→ **Written request**: In the listing that follows, count every line with the word "Surface" in it and write only the total.

→ **Data for this exercise**:
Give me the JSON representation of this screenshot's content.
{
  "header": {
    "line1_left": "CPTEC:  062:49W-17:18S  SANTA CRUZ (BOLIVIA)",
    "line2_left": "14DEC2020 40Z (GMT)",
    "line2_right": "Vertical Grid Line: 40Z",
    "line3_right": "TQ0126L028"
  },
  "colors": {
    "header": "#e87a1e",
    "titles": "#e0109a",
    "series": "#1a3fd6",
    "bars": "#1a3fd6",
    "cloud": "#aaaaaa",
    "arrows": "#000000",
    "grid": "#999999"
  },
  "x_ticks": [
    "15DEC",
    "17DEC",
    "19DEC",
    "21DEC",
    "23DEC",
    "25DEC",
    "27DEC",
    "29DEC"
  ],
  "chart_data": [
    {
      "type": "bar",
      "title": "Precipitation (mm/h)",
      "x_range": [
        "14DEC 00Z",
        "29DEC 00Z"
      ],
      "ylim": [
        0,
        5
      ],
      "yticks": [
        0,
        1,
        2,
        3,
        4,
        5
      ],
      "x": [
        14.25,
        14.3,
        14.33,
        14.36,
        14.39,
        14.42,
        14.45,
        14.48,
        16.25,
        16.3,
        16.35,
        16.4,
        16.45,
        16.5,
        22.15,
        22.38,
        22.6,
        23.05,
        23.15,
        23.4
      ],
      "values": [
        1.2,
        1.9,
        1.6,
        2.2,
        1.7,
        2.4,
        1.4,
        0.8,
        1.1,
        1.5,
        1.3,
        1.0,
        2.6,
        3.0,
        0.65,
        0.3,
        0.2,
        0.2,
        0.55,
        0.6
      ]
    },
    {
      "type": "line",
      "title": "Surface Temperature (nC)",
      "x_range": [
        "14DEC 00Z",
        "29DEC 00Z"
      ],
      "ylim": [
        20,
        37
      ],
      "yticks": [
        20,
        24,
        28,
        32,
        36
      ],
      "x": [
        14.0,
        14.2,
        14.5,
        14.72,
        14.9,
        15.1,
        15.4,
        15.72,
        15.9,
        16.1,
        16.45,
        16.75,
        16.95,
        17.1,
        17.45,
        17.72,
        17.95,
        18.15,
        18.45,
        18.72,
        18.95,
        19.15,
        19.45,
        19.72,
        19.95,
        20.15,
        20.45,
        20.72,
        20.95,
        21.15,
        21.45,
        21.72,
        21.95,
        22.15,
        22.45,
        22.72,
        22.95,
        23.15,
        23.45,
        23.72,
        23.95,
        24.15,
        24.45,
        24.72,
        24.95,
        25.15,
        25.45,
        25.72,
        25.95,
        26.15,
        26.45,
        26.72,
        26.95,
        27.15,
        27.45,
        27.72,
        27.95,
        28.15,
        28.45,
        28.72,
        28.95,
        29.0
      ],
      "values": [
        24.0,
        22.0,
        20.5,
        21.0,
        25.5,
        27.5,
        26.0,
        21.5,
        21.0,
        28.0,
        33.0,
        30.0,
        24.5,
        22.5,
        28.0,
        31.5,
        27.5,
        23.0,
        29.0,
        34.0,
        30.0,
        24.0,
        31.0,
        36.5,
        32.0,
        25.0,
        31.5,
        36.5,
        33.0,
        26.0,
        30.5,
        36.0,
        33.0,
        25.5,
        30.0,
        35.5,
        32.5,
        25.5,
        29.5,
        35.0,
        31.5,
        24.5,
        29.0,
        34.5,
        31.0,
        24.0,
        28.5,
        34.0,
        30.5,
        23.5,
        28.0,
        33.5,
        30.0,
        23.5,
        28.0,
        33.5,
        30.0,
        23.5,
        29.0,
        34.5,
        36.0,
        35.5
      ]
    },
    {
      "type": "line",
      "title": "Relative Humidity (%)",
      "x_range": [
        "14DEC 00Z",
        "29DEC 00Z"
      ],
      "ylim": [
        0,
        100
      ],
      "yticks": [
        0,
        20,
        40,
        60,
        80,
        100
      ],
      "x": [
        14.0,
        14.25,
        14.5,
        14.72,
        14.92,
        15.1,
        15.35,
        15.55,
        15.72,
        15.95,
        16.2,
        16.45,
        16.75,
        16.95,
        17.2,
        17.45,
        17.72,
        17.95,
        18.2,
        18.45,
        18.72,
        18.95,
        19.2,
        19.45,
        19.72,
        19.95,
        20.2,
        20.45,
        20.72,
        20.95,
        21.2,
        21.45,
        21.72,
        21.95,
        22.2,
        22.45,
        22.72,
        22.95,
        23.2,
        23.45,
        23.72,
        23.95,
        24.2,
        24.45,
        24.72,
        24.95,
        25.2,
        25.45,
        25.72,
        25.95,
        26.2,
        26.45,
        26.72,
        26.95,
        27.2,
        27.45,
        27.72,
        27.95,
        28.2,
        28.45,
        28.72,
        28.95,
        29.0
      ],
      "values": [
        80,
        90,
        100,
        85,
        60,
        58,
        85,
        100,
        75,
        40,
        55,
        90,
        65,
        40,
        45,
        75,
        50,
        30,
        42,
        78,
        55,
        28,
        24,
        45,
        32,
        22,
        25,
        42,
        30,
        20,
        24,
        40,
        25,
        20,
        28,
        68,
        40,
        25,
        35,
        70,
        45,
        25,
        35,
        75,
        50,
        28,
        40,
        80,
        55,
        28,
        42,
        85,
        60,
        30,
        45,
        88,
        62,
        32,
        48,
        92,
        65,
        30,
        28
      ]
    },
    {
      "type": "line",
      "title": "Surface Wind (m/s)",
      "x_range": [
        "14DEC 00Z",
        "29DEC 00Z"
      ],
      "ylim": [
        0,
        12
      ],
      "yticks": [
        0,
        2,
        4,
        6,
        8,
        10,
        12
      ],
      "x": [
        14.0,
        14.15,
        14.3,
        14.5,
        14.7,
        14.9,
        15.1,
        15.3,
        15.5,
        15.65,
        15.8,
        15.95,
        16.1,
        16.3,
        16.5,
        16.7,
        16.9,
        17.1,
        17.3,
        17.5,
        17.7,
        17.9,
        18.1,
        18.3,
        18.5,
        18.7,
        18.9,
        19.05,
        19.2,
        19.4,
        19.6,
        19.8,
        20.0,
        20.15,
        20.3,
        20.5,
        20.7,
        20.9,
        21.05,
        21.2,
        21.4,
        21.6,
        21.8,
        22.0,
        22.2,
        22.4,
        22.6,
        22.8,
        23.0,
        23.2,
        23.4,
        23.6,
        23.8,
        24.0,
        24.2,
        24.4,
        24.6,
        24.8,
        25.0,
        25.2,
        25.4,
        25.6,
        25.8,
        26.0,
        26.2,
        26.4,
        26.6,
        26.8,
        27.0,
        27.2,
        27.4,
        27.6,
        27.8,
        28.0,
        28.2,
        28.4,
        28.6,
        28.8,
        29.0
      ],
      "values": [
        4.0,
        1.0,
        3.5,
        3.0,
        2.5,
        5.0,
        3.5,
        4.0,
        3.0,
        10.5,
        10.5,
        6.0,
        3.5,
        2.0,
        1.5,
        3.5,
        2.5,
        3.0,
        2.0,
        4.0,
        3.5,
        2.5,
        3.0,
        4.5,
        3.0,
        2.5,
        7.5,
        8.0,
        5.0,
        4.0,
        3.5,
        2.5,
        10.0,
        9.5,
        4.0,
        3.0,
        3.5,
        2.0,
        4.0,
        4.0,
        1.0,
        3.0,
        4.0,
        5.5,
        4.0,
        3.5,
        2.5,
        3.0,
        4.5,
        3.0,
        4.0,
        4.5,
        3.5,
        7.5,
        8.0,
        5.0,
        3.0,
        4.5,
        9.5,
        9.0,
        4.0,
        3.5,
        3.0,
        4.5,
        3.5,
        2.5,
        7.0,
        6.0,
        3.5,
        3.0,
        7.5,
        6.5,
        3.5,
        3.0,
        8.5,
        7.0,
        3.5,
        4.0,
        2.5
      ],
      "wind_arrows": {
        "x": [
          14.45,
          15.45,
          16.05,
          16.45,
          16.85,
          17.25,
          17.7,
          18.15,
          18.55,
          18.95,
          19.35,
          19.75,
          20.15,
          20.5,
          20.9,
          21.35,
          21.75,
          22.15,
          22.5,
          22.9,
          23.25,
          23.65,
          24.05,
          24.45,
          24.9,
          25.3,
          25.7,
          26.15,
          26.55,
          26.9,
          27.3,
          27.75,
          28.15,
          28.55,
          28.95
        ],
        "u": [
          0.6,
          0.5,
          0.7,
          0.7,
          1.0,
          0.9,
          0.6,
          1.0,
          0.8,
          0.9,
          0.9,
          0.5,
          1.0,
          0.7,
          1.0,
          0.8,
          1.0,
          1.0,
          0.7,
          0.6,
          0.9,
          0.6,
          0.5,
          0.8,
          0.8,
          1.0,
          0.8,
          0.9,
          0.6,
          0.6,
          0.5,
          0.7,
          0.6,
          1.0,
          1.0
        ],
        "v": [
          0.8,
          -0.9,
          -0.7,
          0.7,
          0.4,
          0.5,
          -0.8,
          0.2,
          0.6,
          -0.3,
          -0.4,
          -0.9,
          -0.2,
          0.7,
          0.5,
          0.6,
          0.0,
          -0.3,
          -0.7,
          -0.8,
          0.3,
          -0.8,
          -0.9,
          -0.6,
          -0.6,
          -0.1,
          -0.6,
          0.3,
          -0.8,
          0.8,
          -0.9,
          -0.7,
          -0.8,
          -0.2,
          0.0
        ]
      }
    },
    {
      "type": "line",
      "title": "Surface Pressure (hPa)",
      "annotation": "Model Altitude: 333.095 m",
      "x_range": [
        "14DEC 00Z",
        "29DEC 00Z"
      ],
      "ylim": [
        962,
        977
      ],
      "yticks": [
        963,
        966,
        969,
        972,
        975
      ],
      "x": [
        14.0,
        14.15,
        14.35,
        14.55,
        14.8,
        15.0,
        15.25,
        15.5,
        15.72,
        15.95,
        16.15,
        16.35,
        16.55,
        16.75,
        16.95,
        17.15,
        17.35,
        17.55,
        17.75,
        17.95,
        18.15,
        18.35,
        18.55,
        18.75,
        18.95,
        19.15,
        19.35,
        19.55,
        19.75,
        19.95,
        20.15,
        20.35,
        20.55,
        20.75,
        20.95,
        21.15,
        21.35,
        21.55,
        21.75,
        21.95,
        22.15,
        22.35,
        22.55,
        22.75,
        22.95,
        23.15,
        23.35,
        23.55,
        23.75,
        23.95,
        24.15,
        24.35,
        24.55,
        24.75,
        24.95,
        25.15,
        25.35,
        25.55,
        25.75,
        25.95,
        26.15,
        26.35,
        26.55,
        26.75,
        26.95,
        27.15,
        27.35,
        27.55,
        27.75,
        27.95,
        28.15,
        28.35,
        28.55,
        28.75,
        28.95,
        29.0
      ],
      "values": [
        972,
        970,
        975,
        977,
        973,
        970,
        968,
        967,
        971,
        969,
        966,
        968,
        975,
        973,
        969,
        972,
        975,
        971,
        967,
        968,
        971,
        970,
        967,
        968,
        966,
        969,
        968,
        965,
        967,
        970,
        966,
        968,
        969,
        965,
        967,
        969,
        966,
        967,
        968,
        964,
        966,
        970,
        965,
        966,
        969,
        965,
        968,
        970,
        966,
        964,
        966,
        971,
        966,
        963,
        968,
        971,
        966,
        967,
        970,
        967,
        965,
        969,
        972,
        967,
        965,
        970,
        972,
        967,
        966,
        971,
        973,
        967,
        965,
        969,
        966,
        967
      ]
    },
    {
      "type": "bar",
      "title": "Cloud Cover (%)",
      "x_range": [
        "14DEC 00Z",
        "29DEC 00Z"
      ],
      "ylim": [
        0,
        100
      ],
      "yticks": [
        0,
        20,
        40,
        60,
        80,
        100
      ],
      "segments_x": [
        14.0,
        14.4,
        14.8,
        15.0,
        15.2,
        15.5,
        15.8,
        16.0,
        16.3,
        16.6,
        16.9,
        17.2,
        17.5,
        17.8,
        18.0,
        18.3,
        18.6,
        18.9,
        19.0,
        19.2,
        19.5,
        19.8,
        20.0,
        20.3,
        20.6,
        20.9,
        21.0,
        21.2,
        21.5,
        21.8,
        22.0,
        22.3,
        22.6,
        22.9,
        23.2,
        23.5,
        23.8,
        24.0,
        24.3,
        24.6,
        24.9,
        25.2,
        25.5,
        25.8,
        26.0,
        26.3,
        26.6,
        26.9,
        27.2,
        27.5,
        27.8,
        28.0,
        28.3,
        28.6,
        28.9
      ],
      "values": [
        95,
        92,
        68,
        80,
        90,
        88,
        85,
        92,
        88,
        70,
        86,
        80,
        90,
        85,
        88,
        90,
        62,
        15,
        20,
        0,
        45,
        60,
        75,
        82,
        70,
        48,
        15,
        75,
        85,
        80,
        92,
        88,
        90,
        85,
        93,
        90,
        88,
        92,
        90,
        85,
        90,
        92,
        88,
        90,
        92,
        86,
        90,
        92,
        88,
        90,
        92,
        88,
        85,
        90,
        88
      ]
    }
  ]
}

→ **Result below**: 3